■ **Dataset content**:
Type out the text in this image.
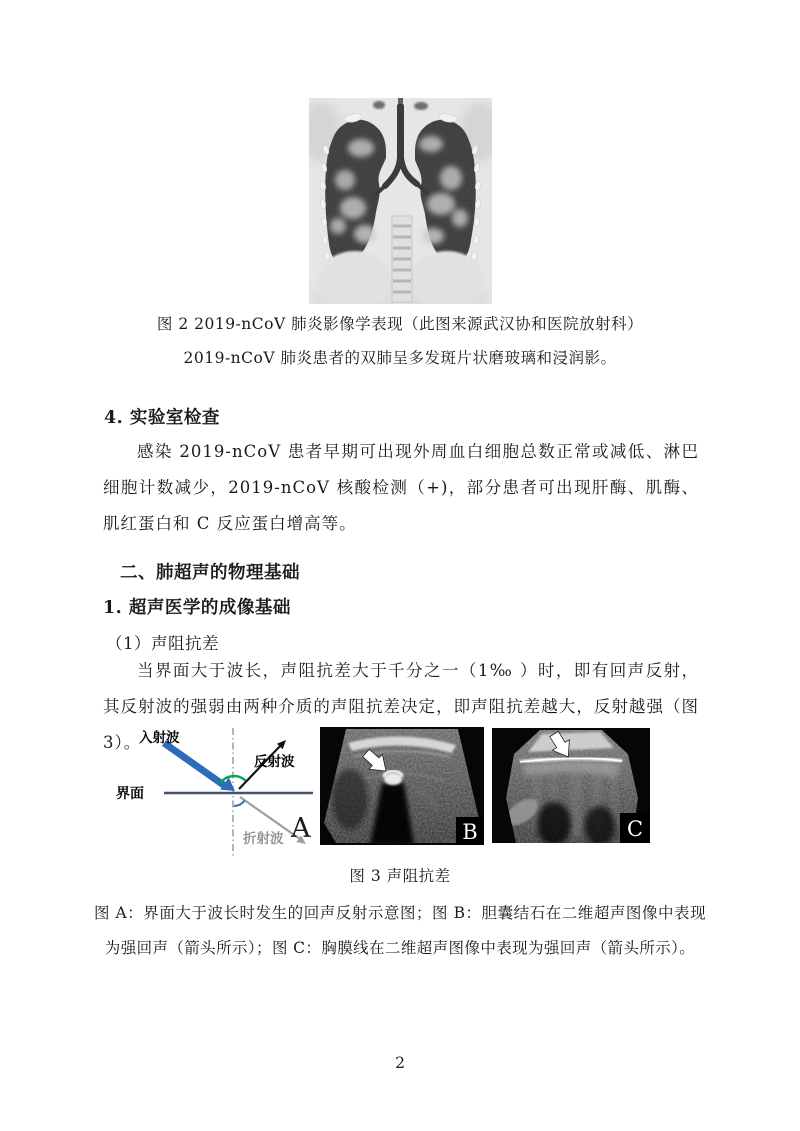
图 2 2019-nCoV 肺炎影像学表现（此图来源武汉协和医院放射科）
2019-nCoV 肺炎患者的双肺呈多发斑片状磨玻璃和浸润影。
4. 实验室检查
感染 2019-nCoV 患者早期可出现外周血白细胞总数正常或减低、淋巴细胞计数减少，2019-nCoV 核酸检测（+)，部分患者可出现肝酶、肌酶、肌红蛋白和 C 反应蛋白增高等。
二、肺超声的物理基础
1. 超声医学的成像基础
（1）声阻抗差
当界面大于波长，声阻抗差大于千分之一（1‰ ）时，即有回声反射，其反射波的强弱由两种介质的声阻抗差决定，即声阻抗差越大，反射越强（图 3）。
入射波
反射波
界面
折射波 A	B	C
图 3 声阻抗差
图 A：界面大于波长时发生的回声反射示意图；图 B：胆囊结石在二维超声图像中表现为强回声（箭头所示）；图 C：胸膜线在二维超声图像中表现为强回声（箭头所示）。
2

--

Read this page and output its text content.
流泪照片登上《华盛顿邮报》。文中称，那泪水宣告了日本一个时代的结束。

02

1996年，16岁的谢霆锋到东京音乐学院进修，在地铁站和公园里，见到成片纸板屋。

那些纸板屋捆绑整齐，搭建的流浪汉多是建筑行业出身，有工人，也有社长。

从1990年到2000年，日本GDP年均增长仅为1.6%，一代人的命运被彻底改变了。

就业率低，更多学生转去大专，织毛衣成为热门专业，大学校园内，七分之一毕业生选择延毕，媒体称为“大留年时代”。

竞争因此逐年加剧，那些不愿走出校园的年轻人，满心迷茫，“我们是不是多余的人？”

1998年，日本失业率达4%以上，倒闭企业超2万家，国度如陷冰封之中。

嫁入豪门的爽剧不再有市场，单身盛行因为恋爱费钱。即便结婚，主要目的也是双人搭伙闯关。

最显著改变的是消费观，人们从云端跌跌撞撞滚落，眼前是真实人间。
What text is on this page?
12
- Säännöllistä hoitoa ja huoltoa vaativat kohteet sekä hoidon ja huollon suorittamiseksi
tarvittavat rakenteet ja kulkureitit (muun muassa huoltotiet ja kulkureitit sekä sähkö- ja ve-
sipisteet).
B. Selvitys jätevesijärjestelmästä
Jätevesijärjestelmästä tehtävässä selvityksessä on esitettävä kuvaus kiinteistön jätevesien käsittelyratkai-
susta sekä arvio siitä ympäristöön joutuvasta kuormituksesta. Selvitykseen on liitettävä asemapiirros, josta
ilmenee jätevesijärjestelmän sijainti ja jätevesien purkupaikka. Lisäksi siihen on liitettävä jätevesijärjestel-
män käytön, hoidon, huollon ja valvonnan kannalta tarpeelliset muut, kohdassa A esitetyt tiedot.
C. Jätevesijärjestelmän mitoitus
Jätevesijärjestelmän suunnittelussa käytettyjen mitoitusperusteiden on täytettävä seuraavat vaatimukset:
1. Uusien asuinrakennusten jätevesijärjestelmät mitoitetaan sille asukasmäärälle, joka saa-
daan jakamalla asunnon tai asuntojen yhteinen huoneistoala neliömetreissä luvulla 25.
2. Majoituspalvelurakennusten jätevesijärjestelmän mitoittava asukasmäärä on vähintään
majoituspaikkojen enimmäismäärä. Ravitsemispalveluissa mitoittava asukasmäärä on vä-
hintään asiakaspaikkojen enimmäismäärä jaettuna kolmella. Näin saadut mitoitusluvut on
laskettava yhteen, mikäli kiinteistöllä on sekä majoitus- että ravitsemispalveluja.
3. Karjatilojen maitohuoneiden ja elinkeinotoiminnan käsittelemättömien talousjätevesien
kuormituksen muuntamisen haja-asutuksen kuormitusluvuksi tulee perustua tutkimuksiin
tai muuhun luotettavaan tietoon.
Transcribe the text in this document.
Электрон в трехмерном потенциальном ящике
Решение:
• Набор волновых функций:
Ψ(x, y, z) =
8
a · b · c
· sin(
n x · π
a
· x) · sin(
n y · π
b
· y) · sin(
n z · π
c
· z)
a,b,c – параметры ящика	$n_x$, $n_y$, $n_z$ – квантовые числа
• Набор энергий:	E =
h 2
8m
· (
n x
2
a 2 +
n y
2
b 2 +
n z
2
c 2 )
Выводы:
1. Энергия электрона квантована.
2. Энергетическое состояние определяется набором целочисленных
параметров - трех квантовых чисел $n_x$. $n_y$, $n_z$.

■ **Task details**:
Among the lines of the material, find those that hold the word "page" and copy them.

■ **Complete output**:
Read this page and output its text content.
What text is on this page?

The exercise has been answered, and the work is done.